To be done: In the rows below, turn the stretch from the line containing "resistor R2 xyxy=(131,229,151,293)" through the line containing "R1 label xyxy=(154,96,185,135)" into a JSON list of strings, one string per line, with blank lines left out.

Exercise input:

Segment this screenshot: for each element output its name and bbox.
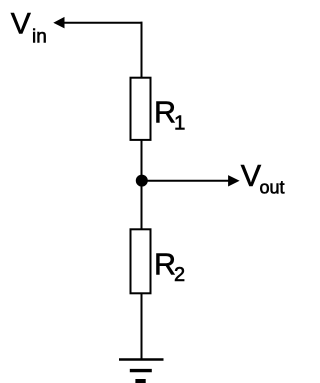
resistor R2 xyxy=(131,229,151,293)
svg-text:1: 1 xyxy=(174,112,185,135)
svg-text:2: 2 xyxy=(174,264,185,286)
wire Vout horizontal with arrow xyxy=(142,175,240,186)
wire from R1 to R2 through node xyxy=(141,140,143,229)
svg-text:out: out xyxy=(260,178,285,198)
node junction dot xyxy=(136,175,148,187)
svg-text:V: V xyxy=(11,8,31,41)
svg-text:R: R xyxy=(154,96,176,130)
node Vin label xyxy=(11,8,47,48)
R1 label xyxy=(154,96,185,135)
wire top horizontal with Vin arrow xyxy=(53,17,142,29)
wire vertical from top corner to R1 xyxy=(141,22,143,78)
node Vout label xyxy=(241,159,285,198)
svg-text:in: in xyxy=(32,27,47,48)
wire from R2 to ground xyxy=(141,293,143,359)
R2 label xyxy=(154,248,185,286)
resistor R1 xyxy=(131,78,151,140)
ground xyxy=(119,360,164,382)
svg-text:R: R xyxy=(154,248,176,282)
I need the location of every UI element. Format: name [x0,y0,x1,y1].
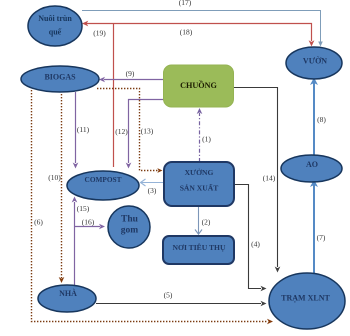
svg-text:gom: gom [121,226,139,236]
svg-text:COMPOST: COMPOST [85,175,122,184]
svg-text:NHÀ: NHÀ [59,288,77,298]
svg-text:(13): (13) [141,127,154,136]
svg-text:(14): (14) [263,174,276,183]
svg-text:(2): (2) [202,218,211,227]
svg-text:(19): (19) [93,29,106,38]
svg-text:(6): (6) [34,218,43,227]
svg-text:(15): (15) [77,204,90,213]
svg-text:SẢN XUẤT: SẢN XUẤT [180,182,219,192]
svg-text:TRẠM XLNT: TRẠM XLNT [281,293,330,302]
svg-text:(11): (11) [77,125,90,134]
svg-text:(16): (16) [82,218,95,227]
svg-text:(9): (9) [126,69,135,78]
svg-text:(1): (1) [202,135,211,144]
svg-text:(17): (17) [179,0,192,7]
svg-text:NƠI TIÊU THỤ: NƠI TIÊU THỤ [173,242,226,252]
svg-text:(8): (8) [317,115,326,124]
svg-text:(5): (5) [164,291,173,300]
svg-text:Thu: Thu [121,215,139,225]
svg-text:VƯỜN: VƯỜN [303,56,327,66]
svg-text:(3): (3) [148,186,157,195]
svg-text:quế: quế [49,28,62,37]
svg-text:(10): (10) [48,173,61,182]
svg-text:(7): (7) [317,233,326,242]
svg-text:CHUỒNG: CHUỒNG [180,80,217,90]
svg-text:BIOGAS: BIOGAS [44,73,76,82]
svg-text:(4): (4) [251,240,260,249]
svg-text:XƯỞNG: XƯỞNG [185,167,214,177]
svg-text:Nuôi trùn: Nuôi trùn [38,14,72,23]
svg-text:(12): (12) [115,127,128,136]
svg-text:(18): (18) [180,28,193,37]
svg-text:AO: AO [306,160,318,169]
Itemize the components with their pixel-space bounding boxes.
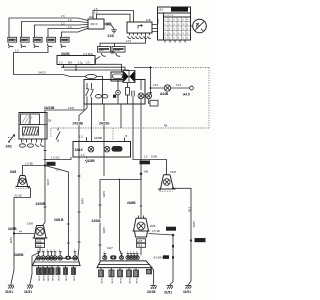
bulb B2 — [133, 216, 156, 238]
svg-text:4.5 SB: 4.5 SB — [152, 229, 160, 233]
auxiliary switch right of dimmer — [48, 119, 60, 143]
strip B dark pill bulb — [110, 255, 116, 259]
svg-text:24/2: 24/2 — [6, 145, 12, 149]
svg-text:31/51: 31/51 — [5, 290, 13, 294]
svg-text:24/5B: 24/5B — [8, 227, 17, 231]
svg-text:8: 8 — [174, 24, 175, 26]
wire from connector 3 to switch module pins — [35, 25, 89, 38]
svg-text:8: 8 — [183, 33, 184, 35]
svg-text:31/8B: 31/8B — [128, 278, 130, 284]
strip A bulb 3 — [46, 250, 50, 261]
svg-text:31/8B: 31/8B — [110, 278, 112, 284]
svg-text:S/SB: S/SB — [151, 155, 157, 159]
svg-text:24/8/B: 24/8/B — [14, 253, 24, 257]
svg-text:1/13B: 1/13B — [47, 39, 54, 42]
svg-text:1.5: 1.5 — [81, 153, 85, 157]
svg-text:8: 8 — [187, 20, 188, 22]
svg-text:31/5B: 31/5B — [9, 237, 12, 244]
strip A bulb 5 — [53, 250, 57, 261]
svg-text:1/48: 1/48 — [99, 48, 105, 52]
dimmer control arrow — [6, 135, 15, 149]
in-line connector 1/48 (D1) — [96, 47, 111, 64]
svg-text:8: 8 — [165, 29, 166, 31]
svg-text:31/8B: 31/8B — [51, 275, 53, 281]
svg-text:31/8B: 31/8B — [86, 159, 95, 163]
wire from relay to lamp feed junction — [134, 67, 151, 69]
svg-text:31/8B: 31/8B — [72, 275, 74, 281]
svg-text:1.5 SB: 1.5 SB — [25, 161, 33, 165]
svg-text:1.5: 1.5 — [15, 49, 19, 53]
RB lamp 2 — [104, 146, 110, 152]
splice on ground wire — [188, 207, 206, 242]
connector unit N (11B) — [127, 18, 152, 33]
svg-text:8: 8 — [174, 29, 175, 31]
svg-text:8: 8 — [183, 20, 184, 22]
svg-text:24/23B: 24/23B — [44, 106, 55, 110]
control module box — [84, 80, 145, 105]
strip A pin block 7 — [72, 266, 76, 282]
strip B pin block 1 — [99, 268, 104, 284]
svg-text:8: 8 — [165, 20, 166, 22]
svg-text:31/5B: 31/5B — [102, 227, 105, 234]
strip B bulb 2 — [119, 251, 123, 259]
wire to bulb B1 — [27, 179, 49, 226]
svg-text:15/1: 15/1 — [158, 8, 164, 12]
strip B pin block 4 — [127, 268, 132, 284]
diode bowtie symbol — [123, 71, 135, 83]
svg-text:1.5: 1.5 — [59, 61, 63, 65]
dimmer bottom pins — [20, 139, 45, 147]
fuse panel bottom pins — [165, 40, 185, 43]
wire 1.5 from module M to connector N (outer) — [93, 11, 134, 23]
bulb strip B rail — [97, 256, 166, 268]
ground G3 — [147, 286, 157, 294]
svg-text:A44B: A44B — [160, 92, 169, 96]
svg-text:7/10B: 7/10B — [61, 39, 68, 42]
junction splice 24/8 — [44, 162, 56, 167]
strip A pin block 3 — [46, 266, 50, 282]
svg-text:31/8: 31/8 — [108, 34, 114, 38]
wire 14.5 from connector N to in-line connectors — [100, 36, 146, 47]
svg-text:2.5: 2.5 — [86, 61, 90, 65]
svg-text:24/8.B: 24/8.B — [54, 218, 64, 222]
dimmer rheostat unit box — [19, 113, 47, 140]
B2 bottom terminals and wire to strip — [137, 239, 146, 255]
strip A bulb 4 — [49, 250, 53, 261]
svg-text:24/8/8: 24/8/8 — [92, 219, 101, 223]
svg-text:31/8B: 31/8B — [195, 238, 202, 242]
B1 ground wire to G2 — [30, 248, 40, 285]
strip A bulb 2 — [41, 250, 45, 261]
connector box 1/13B (C4) — [47, 37, 56, 48]
svg-text:8: 8 — [165, 24, 166, 26]
strip A bulb 7 — [73, 250, 77, 261]
svg-text:31/8B: 31/8B — [135, 278, 137, 284]
strip B bulb 4 — [129, 251, 133, 259]
module switch contact 2 — [90, 83, 93, 104]
svg-text:8: 8 — [169, 29, 170, 31]
strip A pin block 6 — [64, 266, 68, 282]
connector N bottom pins — [128, 33, 151, 38]
wire down to ground G4 — [163, 235, 174, 285]
svg-text:1.5: 1.5 — [68, 18, 72, 22]
svg-text:8: 8 — [187, 33, 188, 35]
fuse panel / central electrical unit — [156, 7, 190, 40]
svg-text:24/5: 24/5 — [36, 244, 42, 248]
svg-text:1.5: 1.5 — [79, 134, 83, 138]
ground G5 — [183, 285, 191, 294]
panel lamp symbol — [160, 85, 171, 96]
svg-text:24/8B: 24/8B — [113, 148, 120, 151]
strip A bulb 1 — [36, 250, 40, 261]
svg-text:24/8B: 24/8B — [127, 201, 136, 205]
label 24/23B — [73, 121, 85, 242]
wire module to panel dimmer 24/23B — [44, 104, 84, 113]
bulb pair on module right — [146, 88, 152, 104]
module junction blob — [113, 95, 116, 98]
svg-text:11B: 11B — [146, 18, 151, 22]
branch to lamp box RB — [44, 155, 72, 159]
svg-text:8: 8 — [183, 24, 184, 26]
wires from N right pins to fuse panel — [152, 25, 158, 32]
svg-text:1/4B: 1/4B — [8, 39, 13, 42]
module lamp right — [138, 80, 144, 105]
dashed linkage inside dimmer — [22, 136, 24, 147]
svg-text:24/8: 24/8 — [167, 227, 173, 231]
wire down to ground G1 — [11, 234, 14, 285]
bus wire L3 — [64, 65, 129, 73]
svg-text:8: 8 — [169, 38, 170, 40]
L2 wire to ground G5 — [173, 187, 192, 285]
svg-text:8: 8 — [174, 38, 175, 40]
svg-text:19/8: 19/8 — [27, 222, 33, 226]
svg-text:4B: 4B — [164, 124, 167, 128]
ground G4 — [164, 285, 173, 294]
svg-text:8: 8 — [165, 38, 166, 40]
svg-text:8: 8 — [169, 24, 170, 26]
svg-text:1.5: 1.5 — [144, 155, 148, 159]
svg-text:8: 8 — [178, 33, 179, 35]
svg-text:8: 8 — [169, 33, 170, 35]
svg-text:24/23B: 24/23B — [73, 122, 84, 126]
svg-text:24/2: 24/2 — [156, 19, 158, 24]
svg-text:8: 8 — [169, 20, 170, 22]
strip B pin block 2 — [109, 268, 114, 284]
wire gauge labels — [61, 14, 72, 29]
glovebox lamp L1 — [10, 170, 30, 189]
bulb strip A rail — [14, 253, 80, 266]
wire labels 1.5 — [94, 7, 98, 15]
svg-text:8: 8 — [183, 29, 184, 31]
svg-text:1.5: 1.5 — [56, 168, 60, 172]
svg-text:8: 8 — [178, 20, 179, 22]
strip A bulb 6 — [58, 250, 62, 261]
svg-text:19/8: 19/8 — [150, 224, 156, 228]
svg-text:31/8B: 31/8B — [37, 275, 39, 281]
ashtray bulb B1 — [33, 226, 48, 239]
module lamp small — [116, 79, 121, 105]
svg-text:24/8B: 24/8B — [94, 136, 102, 140]
svg-text:110: 110 — [89, 15, 94, 19]
svg-text:31/8B: 31/8B — [46, 275, 48, 281]
svg-text:1.5: 1.5 — [68, 25, 72, 29]
ground G2 — [24, 285, 33, 294]
svg-text:24/5: 24/5 — [137, 239, 143, 243]
appendix box below module right — [150, 100, 158, 106]
svg-text:2B: 2B — [48, 119, 51, 123]
svg-text:31/8B: 31/8B — [42, 275, 44, 281]
svg-text:1.5: 1.5 — [94, 11, 98, 15]
svg-text:8: 8 — [178, 38, 179, 40]
connector box 7/10B (C5) — [60, 37, 69, 48]
B1 terminal labels — [36, 239, 45, 248]
RB bottom pins + ground label — [85, 157, 99, 163]
branch diagonal to strip A feed — [45, 166, 70, 256]
relay sub-box — [111, 72, 134, 81]
feed wire 19/7 to bulb strip B — [107, 179, 121, 253]
lamp feed wire down — [150, 68, 152, 88]
svg-text:24/1B: 24/1B — [147, 290, 156, 294]
module internal pills — [96, 94, 108, 98]
wire from connector 4 to switch module pins — [48, 27, 88, 38]
svg-text:8: 8 — [174, 20, 175, 22]
svg-text:74/8: 74/8 — [170, 170, 176, 174]
svg-text:14.5: 14.5 — [126, 39, 132, 43]
panel lamp wire 14.5 — [151, 83, 190, 88]
module capacitor — [132, 91, 134, 105]
RB lamp 1 — [88, 146, 94, 152]
wire module pin to lamp box — [91, 104, 93, 142]
strip A dark pill bulb — [65, 256, 71, 260]
svg-text:31/8B: 31/8B — [100, 278, 102, 284]
svg-text:B: B — [126, 134, 128, 138]
dashed drop to lamp unit — [112, 128, 114, 140]
svg-text:31/8B: 31/8B — [57, 275, 59, 281]
dashed linkage right vertical — [208, 68, 210, 129]
wire module pin to dashed link — [120, 104, 122, 128]
bus wire L2 — [61, 65, 125, 73]
svg-text:24/5: 24/5 — [137, 244, 143, 248]
junction dot — [150, 87, 152, 89]
svg-text:31/8B: 31/8B — [64, 275, 66, 281]
bus junction dots — [63, 63, 83, 71]
svg-text:1.5: 1.5 — [61, 21, 65, 25]
svg-text:B/S: B/S — [68, 61, 72, 65]
svg-text:54/8: 54/8 — [10, 170, 16, 174]
svg-text:24 58/38: 24 58/38 — [154, 256, 166, 260]
svg-text:1.5B: 1.5B — [188, 207, 191, 212]
strip B right end ground wire — [150, 268, 154, 286]
svg-text:8: 8 — [174, 33, 175, 35]
svg-text:FUSES: FUSES — [172, 8, 181, 12]
svg-text:14.5: 14.5 — [176, 83, 182, 87]
svg-text:24/5B: 24/5B — [46, 179, 49, 186]
dashed drop to rheostat — [50, 128, 52, 137]
svg-text:14.5: 14.5 — [153, 83, 159, 87]
strip A pin block 5 — [56, 266, 60, 282]
ground G1 — [5, 285, 14, 294]
linkage junction mark — [149, 66, 152, 69]
connector box 17/1B (C3) — [33, 37, 42, 48]
wire module pin 24/23G down — [99, 104, 111, 176]
svg-text:3B: 3B — [111, 51, 116, 55]
wire from connector C4 looping left and to control module (L4) — [14, 48, 86, 77]
open connector terminal — [183, 86, 193, 96]
svg-text:17/1B: 17/1B — [34, 39, 41, 42]
splice dot to bulb B1 — [13, 230, 34, 235]
strip B pin block 3 — [118, 268, 123, 284]
svg-text:8: 8 — [187, 29, 188, 31]
strip B bulb 1 — [103, 251, 107, 259]
wire from connector 2 to switch module pins — [22, 22, 89, 38]
svg-text:1 3 5 7 9: 1 3 5 7 9 — [164, 15, 173, 17]
svg-text:24/15: 24/15 — [75, 148, 83, 152]
strip A pin block 4 — [50, 266, 54, 282]
strip B bulb 5 — [132, 251, 136, 259]
B2 right wire to splice 24/8 — [149, 227, 177, 237]
labels on wire x100 — [92, 191, 105, 245]
branch wire to bulb strip feeds — [100, 173, 141, 261]
svg-text:A4.5: A4.5 — [183, 93, 190, 97]
svg-text:31/51: 31/51 — [164, 290, 172, 294]
svg-text:24/23: 24/23 — [38, 71, 46, 75]
in-line connector 1/10B (D2) — [112, 47, 125, 57]
dashed linkage horizontal top — [153, 67, 210, 69]
svg-text:24/8: 24/8 — [47, 162, 53, 166]
svg-text:31/5B: 31/5B — [102, 191, 105, 198]
connector box 1/4B (C1) — [8, 37, 17, 48]
rheostat hatched element — [23, 127, 39, 135]
module resistor — [126, 83, 130, 105]
L1 ground wire — [8, 187, 31, 244]
module switch contact 1 — [86, 83, 89, 104]
svg-text:31/5B: 31/5B — [81, 198, 84, 205]
wire module pin to bulb B2 — [127, 104, 148, 218]
svg-text:8: 8 — [178, 24, 179, 26]
svg-text:14B: 14B — [144, 170, 149, 174]
svg-text:8: 8 — [183, 38, 184, 40]
courtesy lamp L2 — [158, 170, 176, 191]
svg-text:24/23G: 24/23G — [99, 122, 110, 126]
svg-text:1.5: 1.5 — [61, 14, 65, 18]
strip B bulb 3 — [126, 251, 130, 259]
wire module pin to courtesy lamp L2 — [133, 104, 167, 175]
ground 31/8 below module M — [108, 29, 117, 38]
clock symbol — [193, 19, 207, 33]
in-line connector oval on wire L4 — [86, 74, 103, 104]
svg-text:24/5/B: 24/5/B — [36, 202, 46, 206]
strip B bulb 6 — [135, 251, 139, 259]
wire 1.5 from module M to connector N (inner) — [97, 14, 131, 22]
svg-text:31/5B: 31/5B — [192, 221, 195, 228]
svg-text:31/51: 31/51 — [183, 290, 191, 294]
svg-text:1/8B: 1/8B — [21, 39, 26, 42]
strip A pin block 1 — [37, 266, 41, 282]
junction box 24/2B — [57, 52, 95, 65]
RB dark pill label — [112, 146, 123, 152]
svg-text:31 SB: 31 SB — [15, 194, 22, 198]
svg-text:8: 8 — [187, 24, 188, 26]
wire module pin to main vertical 24/23B — [78, 104, 87, 258]
svg-text:8: 8 — [165, 33, 166, 35]
connector box 1/8B (C2) — [20, 37, 29, 48]
connector pair on module M output — [104, 23, 114, 29]
dashed linkage lower horizontal — [51, 127, 209, 129]
svg-text:8: 8 — [187, 38, 188, 40]
bus wire L1 — [95, 64, 122, 72]
main vertical wire 24/23B left — [44, 113, 47, 223]
svg-text:19/7: 19/7 — [107, 246, 113, 250]
wire from connector 1 to switch module pins — [9, 18, 88, 38]
strip A pin block 2 — [41, 266, 45, 282]
wire fuse panel to clock — [191, 25, 193, 27]
svg-text:24/5: 24/5 — [36, 239, 42, 243]
light switch module M (110) — [88, 15, 104, 29]
strip B pin block 5 — [134, 268, 139, 284]
svg-text:31/8B: 31/8B — [119, 278, 121, 284]
strip B right end pin block — [147, 269, 152, 274]
svg-text:1.5 S/S: 1.5 S/S — [51, 155, 60, 159]
lamp cluster box RB — [73, 142, 131, 158]
svg-text:31/51: 31/51 — [24, 290, 32, 294]
branch left to glovebox lamp L1 — [23, 161, 46, 175]
svg-text:8: 8 — [178, 29, 179, 31]
svg-text:14/8: 14/8 — [68, 106, 74, 110]
wire from connector 5 to switch module pins — [62, 28, 89, 37]
svg-text:1.5: 1.5 — [94, 7, 98, 11]
RB top pin stubs — [79, 134, 128, 142]
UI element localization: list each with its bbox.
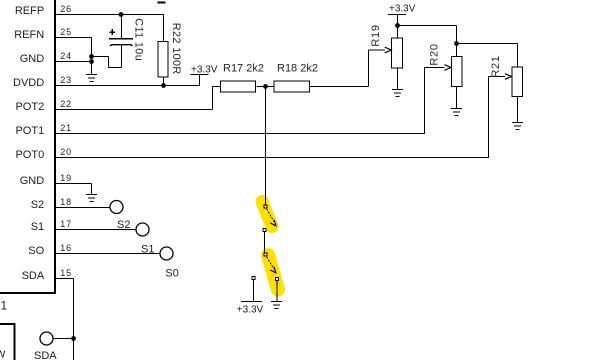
svg-text:POT2: POT2 <box>15 101 44 113</box>
svg-text:R22 100R: R22 100R <box>170 23 182 75</box>
svg-text:C11 10u: C11 10u <box>133 18 145 61</box>
svg-text:R17 2k2: R17 2k2 <box>223 63 264 75</box>
svg-text:SDA: SDA <box>34 350 57 360</box>
svg-text:REFN: REFN <box>14 29 44 41</box>
svg-text:R18 2k2: R18 2k2 <box>277 63 318 75</box>
svg-text:W: W <box>0 349 6 360</box>
svg-text:21: 21 <box>60 123 72 133</box>
svg-text:POT0: POT0 <box>15 149 44 161</box>
svg-text:S2: S2 <box>117 219 130 231</box>
svg-text:18: 18 <box>60 197 72 207</box>
svg-text:DVDD: DVDD <box>13 77 44 89</box>
svg-text:SDA: SDA <box>22 270 45 282</box>
svg-text:R19: R19 <box>370 24 382 46</box>
svg-text:20: 20 <box>60 147 72 157</box>
svg-text:GND: GND <box>20 175 45 187</box>
svg-text:25: 25 <box>60 27 72 37</box>
svg-text:15: 15 <box>60 268 72 278</box>
svg-text:R21: R21 <box>490 55 502 77</box>
svg-text:16: 16 <box>60 243 72 253</box>
svg-text:+3.3V: +3.3V <box>191 64 218 75</box>
svg-text:S1: S1 <box>31 221 44 233</box>
svg-text:24: 24 <box>60 51 72 61</box>
svg-text:GND: GND <box>20 53 45 65</box>
svg-text:S0: S0 <box>165 267 178 279</box>
svg-text:+3.3V: +3.3V <box>237 305 264 316</box>
svg-text:REFP: REFP <box>15 5 44 17</box>
svg-text:S1: S1 <box>141 244 154 256</box>
svg-text:23: 23 <box>60 75 72 85</box>
svg-text:22: 22 <box>60 99 72 109</box>
svg-text:+3.3V: +3.3V <box>389 4 416 15</box>
svg-text:R20: R20 <box>429 43 441 65</box>
svg-text:19: 19 <box>60 173 72 183</box>
svg-text:1: 1 <box>1 299 8 313</box>
svg-text:POT1: POT1 <box>15 125 44 137</box>
svg-text:S2: S2 <box>31 199 44 211</box>
svg-text:26: 26 <box>60 4 72 14</box>
svg-text:SO: SO <box>28 245 44 257</box>
svg-text:17: 17 <box>60 219 72 229</box>
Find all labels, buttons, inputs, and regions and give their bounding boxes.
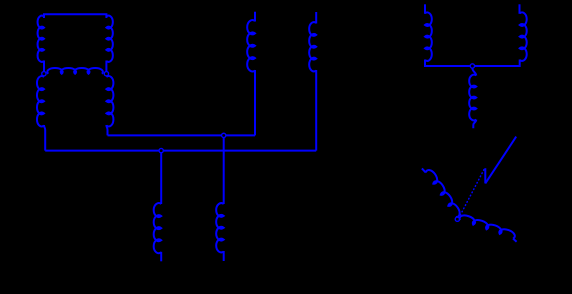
arrow shaft (rotation pointer) (485, 137, 516, 184)
wire L3 bottom stub (160, 252, 162, 261)
node F (rotor junction) (455, 217, 459, 221)
node C (middle bus junction) (222, 133, 226, 137)
wire L2 down to bottom bus (315, 70, 317, 151)
winding W3 (horizontal coil, bumps up) (47, 68, 103, 74)
wire W4 to node E horizontal (425, 60, 470, 67)
wire W6 bottom stub (473, 120, 476, 129)
winding R1 (slanted coil 54deg, bumps upper-right) (426, 170, 460, 217)
winding W1b (lower-left vertical coil, bumps left) (37, 76, 44, 126)
wire rotor coil R2 tail stub (513, 239, 517, 242)
wire top-left horizontal (44, 14, 106, 18)
winding R2 (slanted coil 20deg, bumps up) (460, 215, 515, 238)
wire node C down to coil L4 (crosses bottom bus) (223, 138, 225, 204)
wire node D down to coil L3 (160, 153, 162, 204)
winding L4 (bottom coil at x=224, bumps left) (216, 203, 224, 252)
wire L1 down to middle bus (254, 70, 256, 135)
wire W1b down to bottom bus (44, 125, 45, 151)
winding W2a (upper-right vertical coil, bumps right) (106, 16, 112, 62)
wire coil W5 top stub (519, 4, 521, 14)
wire middle bus left segment (108, 134, 222, 136)
node B (104, 72, 108, 76)
node D (bottom bus junction) (159, 148, 163, 152)
wire W5 to node E horizontal (475, 60, 520, 67)
dotted link from arrow to node F (460, 170, 484, 216)
winding L2 (center-right vertical coil, bumps left) (309, 22, 316, 71)
wire coil L1 top stub (254, 12, 256, 22)
winding W2b (lower-right vertical coil, bumps right) (106, 76, 113, 126)
wire bottom bus right segment (164, 150, 317, 152)
wire bottom bus left segment (45, 150, 159, 152)
node E (470, 64, 474, 68)
wire W2b down to middle bus (106, 125, 107, 135)
arrow barb (484, 168, 486, 183)
wire W1a to node A (43, 61, 45, 72)
wire coil L2 top stub (315, 12, 317, 24)
winding W1a (upper-left vertical coil, bumps left) (38, 16, 44, 62)
node A (42, 72, 46, 76)
winding W5 (right-group right coil, bumps right) (520, 12, 527, 60)
winding W6 (hanging coil below node E, bumps left) (469, 75, 476, 121)
winding L3 (bottom coil at x=161, bumps left) (154, 203, 162, 253)
wire rotor coil R1 input stub (422, 168, 426, 172)
wire W2a to node B (105, 61, 107, 72)
winding L1 (center-left vertical coil, bumps left) (247, 20, 255, 71)
wire middle bus right segment (226, 134, 255, 136)
wire L4 bottom stub (223, 251, 225, 261)
wire node E to coil W6 (472, 68, 476, 75)
wire coil W4 top stub (424, 4, 426, 14)
winding W4 (right-group left coil, bumps right) (425, 12, 432, 60)
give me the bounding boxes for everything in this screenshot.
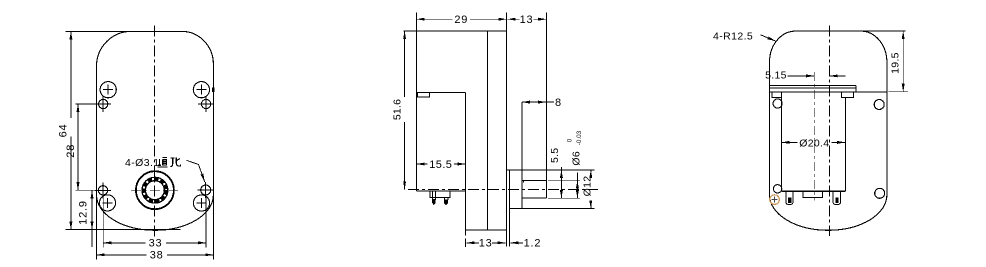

Solution for this exercise:
[
  "resistor R2 xyxy=(131,229,151,293)",
  "svg-text:1: 1 xyxy=(174,112,185,135)",
  "svg-text:2: 2 xyxy=(174,264,185,286)",
  "wire Vout horizontal with arrow xyxy=(142,175,240,186)",
  "wire from R1 to R2 through node xyxy=(141,140,143,229)",
  "svg-text:out: out xyxy=(260,178,285,198)",
  "node junction dot xyxy=(136,175,148,187)",
  "svg-text:V: V xyxy=(11,8,31,41)",
  "svg-text:R: R xyxy=(154,96,176,130)",
  "node Vin label xyxy=(11,8,47,48)",
  "R1 label xyxy=(154,96,185,135)"
]